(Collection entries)

## Begin

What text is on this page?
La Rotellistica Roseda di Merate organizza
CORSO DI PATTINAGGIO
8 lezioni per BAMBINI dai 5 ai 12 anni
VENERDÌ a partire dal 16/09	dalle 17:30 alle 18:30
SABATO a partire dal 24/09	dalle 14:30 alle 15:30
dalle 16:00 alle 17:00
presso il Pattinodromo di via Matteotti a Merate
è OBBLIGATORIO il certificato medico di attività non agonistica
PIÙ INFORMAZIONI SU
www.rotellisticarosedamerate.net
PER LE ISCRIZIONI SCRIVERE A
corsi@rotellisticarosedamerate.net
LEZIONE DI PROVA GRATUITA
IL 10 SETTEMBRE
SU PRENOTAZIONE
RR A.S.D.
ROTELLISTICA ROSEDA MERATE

## End
## Begin

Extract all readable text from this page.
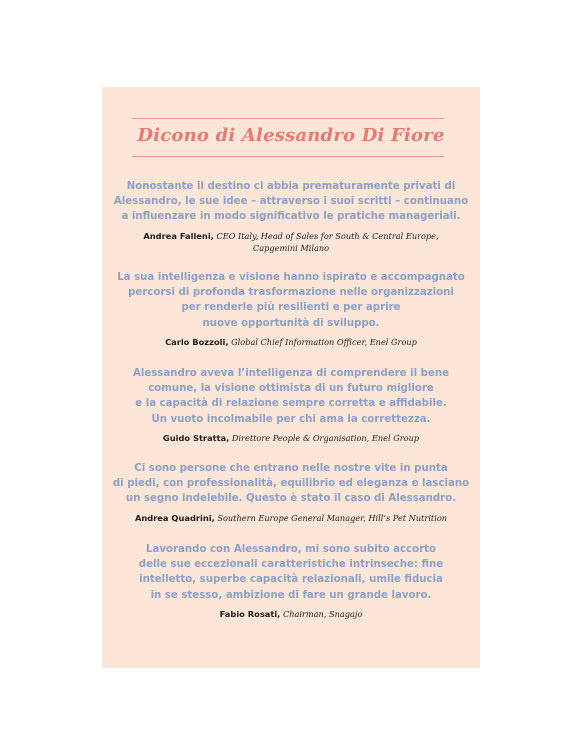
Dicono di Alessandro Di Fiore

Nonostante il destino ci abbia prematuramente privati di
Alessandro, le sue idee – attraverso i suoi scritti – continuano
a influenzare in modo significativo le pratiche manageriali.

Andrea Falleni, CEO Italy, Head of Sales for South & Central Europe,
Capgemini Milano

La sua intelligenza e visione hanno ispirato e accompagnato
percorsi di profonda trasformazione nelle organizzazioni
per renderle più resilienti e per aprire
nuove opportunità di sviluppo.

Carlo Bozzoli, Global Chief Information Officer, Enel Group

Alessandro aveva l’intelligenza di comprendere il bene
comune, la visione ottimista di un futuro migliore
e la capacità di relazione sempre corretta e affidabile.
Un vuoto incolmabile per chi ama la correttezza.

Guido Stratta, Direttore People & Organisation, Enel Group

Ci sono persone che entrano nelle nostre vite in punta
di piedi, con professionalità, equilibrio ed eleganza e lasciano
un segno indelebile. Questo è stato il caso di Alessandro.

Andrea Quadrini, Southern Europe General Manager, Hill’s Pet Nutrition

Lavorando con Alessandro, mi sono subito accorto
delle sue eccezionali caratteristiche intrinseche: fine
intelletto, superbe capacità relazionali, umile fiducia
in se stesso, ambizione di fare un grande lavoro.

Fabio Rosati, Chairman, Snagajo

## End

§ Exercise brief
Wherever a line in the data above holds "Andrea", copy that line.

§ Written solution
Andrea Falleni, CEO Italy, Head of Sales for South & Central Europe,
Andrea Quadrini, Southern Europe General Manager, Hill’s Pet Nutrition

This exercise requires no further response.